BEITRAG:
# Gigabyte GA-Z77X-UD3H - USB-Ports schalten sich ab und PC stürzt ab



## Skedarion (25. August 2013)

*Gigabyte GA-Z77X-UD3H - USB-Ports schalten sich ab und PC stürzt ab*

Hallo!,

ich habe nun schon einige Postings durchgelesen und anscheinend gibt es doch eine Reihe von Personen die etwa das gleiche Problem haben wie ich,
jedoch nicht exakt dasselbe, deswegen hoffe ich nun auf diesem Wege hier so guten Support wie die anderen Hilfsbedürftigen zu erhalten.

Ich besitze einen PC mit einem Gigabyte GA-Z77X-UD3H und in sporadischen Abständen fallen meine hinteren USB-Ports aus und kurz daraufhin friert mein Rechner ein.

Ich besitze einen W-Lan Stick sowie eine USB Maus(Sharkoon Drakonia) und beide stecken im Backpanel in der obersten Reihe, ist aber auch schon an anderen Orten aufgefallen,
meine Tastatur (Logitech Illuminated Keyboard) steckt im Front Panel.

AUFGABEN:
A - Beantworte anhand des Beitrags über die ausfallenden USB-Ports:
(i) Welches Mainboard steckt im PC?
(ii) Wo ist die Tastatur eingesteckt?
(iii) Was passiert kurz nach dem Ausfall der hinteren USB-Ports?
B - Nimm den Beitrag über die ausfallenden USB-Ports wieder auf und schreib ihn weiter.
Die Zeilen stehen in keinem Zusammenhang mit dem Beitrag.

DATENBLOCK:
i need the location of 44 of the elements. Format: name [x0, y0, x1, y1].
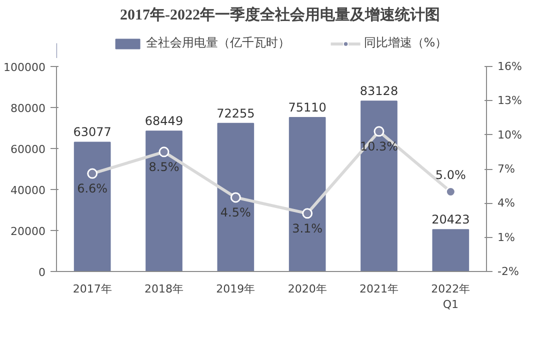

LÖSUNGEN:
A -
(i) Ein Gigabyte GA-Z77X-UD3H.
(ii) Im Front Panel.
(iii) Der Rechner friert ein.

B -
Wenn der Fehler auftritt, dann ist meine Maus "tot" und die WLan Verbindung bricht auch sofort ab, jedoch meine Tastatur tut weiterhin ihren Dienst.
Soweit habe ich es ja auch schon bei anderen gelesen, jedoch hängt sich bei mir nun ca 1 Minute nachdem der Fehler auftritt auch noch der PC auf.

Chipsatz-Treiber sind: Intel INF installation 9.3.0.1021
BIOS-Version: F17

Wenn weitere Infos gewünscht werden, nur raus damit 

Ich hoffe ihr könnt mir bei meinem Problem helfen!

MFG


----------



## Zeitdieb13 (25. August 2013)

*AW: Gigabyte GA-Z77X-UD3H - USB-Ports schalten sich ab und PC stürzt ab*

hört sich für mich danach an als ob die usb plötzlich keinen strom mehr kriegen und dann das "reaktiviert"werden nicht mitmachen probier das mal:
energieoptionen>erweiterte einstellungen>usb einstellungen>einstellung für selektives usb-energiesparen auf deaktiviert stellen
ansonsten mögliche energiesparoptionen im bios für usb ausschalten


----------



## Mystik (25. August 2013)

*AW: Gigabyte GA-Z77X-UD3H - USB-Ports schalten sich ab und PC stürzt ab*

Die USB Ports hinten die ausfallen, sind das die von z77 chipsatz oder vom Zusatzcontroller?
Die anderen Ports mal ausprobiert?
USB Geräte an anderem PC getestet?
Hilft vielleicht beim Fehler eingrenzen


----------



## Der der keinen Namen hat (25. August 2013)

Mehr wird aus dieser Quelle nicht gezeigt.